[Items listed in a dataset]
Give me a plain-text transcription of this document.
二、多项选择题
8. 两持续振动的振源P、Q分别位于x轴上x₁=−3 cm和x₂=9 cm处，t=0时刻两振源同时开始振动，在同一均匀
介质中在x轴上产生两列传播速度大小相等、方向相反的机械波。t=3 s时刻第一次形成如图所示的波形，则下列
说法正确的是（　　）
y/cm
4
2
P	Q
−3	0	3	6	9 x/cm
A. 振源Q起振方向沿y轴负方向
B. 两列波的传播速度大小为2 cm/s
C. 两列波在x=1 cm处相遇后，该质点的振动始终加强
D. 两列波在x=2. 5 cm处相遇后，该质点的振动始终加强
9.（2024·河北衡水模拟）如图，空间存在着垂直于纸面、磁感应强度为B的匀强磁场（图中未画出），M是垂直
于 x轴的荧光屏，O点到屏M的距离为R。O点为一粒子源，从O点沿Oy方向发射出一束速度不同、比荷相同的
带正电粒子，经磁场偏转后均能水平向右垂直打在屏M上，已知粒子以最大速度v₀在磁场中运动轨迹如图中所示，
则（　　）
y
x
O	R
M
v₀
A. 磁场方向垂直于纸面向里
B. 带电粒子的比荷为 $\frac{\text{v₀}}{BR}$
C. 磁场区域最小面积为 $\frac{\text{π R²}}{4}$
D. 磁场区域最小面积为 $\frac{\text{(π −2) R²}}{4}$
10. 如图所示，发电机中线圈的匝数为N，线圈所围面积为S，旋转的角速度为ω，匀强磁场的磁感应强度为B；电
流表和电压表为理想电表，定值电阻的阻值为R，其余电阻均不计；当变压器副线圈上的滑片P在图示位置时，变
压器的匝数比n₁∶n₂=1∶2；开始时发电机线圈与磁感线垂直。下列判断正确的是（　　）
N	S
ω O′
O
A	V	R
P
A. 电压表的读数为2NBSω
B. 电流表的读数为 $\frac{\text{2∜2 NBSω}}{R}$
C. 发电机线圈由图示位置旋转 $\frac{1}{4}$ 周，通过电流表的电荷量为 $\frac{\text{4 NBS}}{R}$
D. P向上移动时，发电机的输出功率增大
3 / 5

• [Job] Exactly as written, please output every entry.

• [Written response]
Give me a plain-text transcription of this document.
二、多项选择题
8. 两持续振动的振源P、Q分别位于x轴上x₁=−3 cm和x₂=9 cm处，t=0时刻两振源同时开始振动，在同一均匀
介质中在x轴上产生两列传播速度大小相等、方向相反的机械波。t=3 s时刻第一次形成如图所示的波形，则下列
说法正确的是（　　）
y/cm
4
2
P	Q
−3	0	3	6	9 x/cm
A. 振源Q起振方向沿y轴负方向
B. 两列波的传播速度大小为2 cm/s
C. 两列波在x=1 cm处相遇后，该质点的振动始终加强
D. 两列波在x=2. 5 cm处相遇后，该质点的振动始终加强
9.（2024·河北衡水模拟）如图，空间存在着垂直于纸面、磁感应强度为B的匀强磁场（图中未画出），M是垂直
于 x轴的荧光屏，O点到屏M的距离为R。O点为一粒子源，从O点沿Oy方向发射出一束速度不同、比荷相同的
带正电粒子，经磁场偏转后均能水平向右垂直打在屏M上，已知粒子以最大速度v₀在磁场中运动轨迹如图中所示，
则（　　）
y
x
O	R
M
v₀
A. 磁场方向垂直于纸面向里
B. 带电粒子的比荷为 $\frac{\text{v₀}}{BR}$
C. 磁场区域最小面积为 $\frac{\text{π R²}}{4}$
D. 磁场区域最小面积为 $\frac{\text{(π −2) R²}}{4}$
10. 如图所示，发电机中线圈的匝数为N，线圈所围面积为S，旋转的角速度为ω，匀强磁场的磁感应强度为B；电
流表和电压表为理想电表，定值电阻的阻值为R，其余电阻均不计；当变压器副线圈上的滑片P在图示位置时，变
压器的匝数比n₁∶n₂=1∶2；开始时发电机线圈与磁感线垂直。下列判断正确的是（　　）
N	S
ω O′
O
A	V	R
P
A. 电压表的读数为2NBSω
B. 电流表的读数为 $\frac{\text{2∜2 NBSω}}{R}$
C. 发电机线圈由图示位置旋转 $\frac{1}{4}$ 周，通过电流表的电荷量为 $\frac{\text{4 NBS}}{R}$
D. P向上移动时，发电机的输出功率增大
3 / 5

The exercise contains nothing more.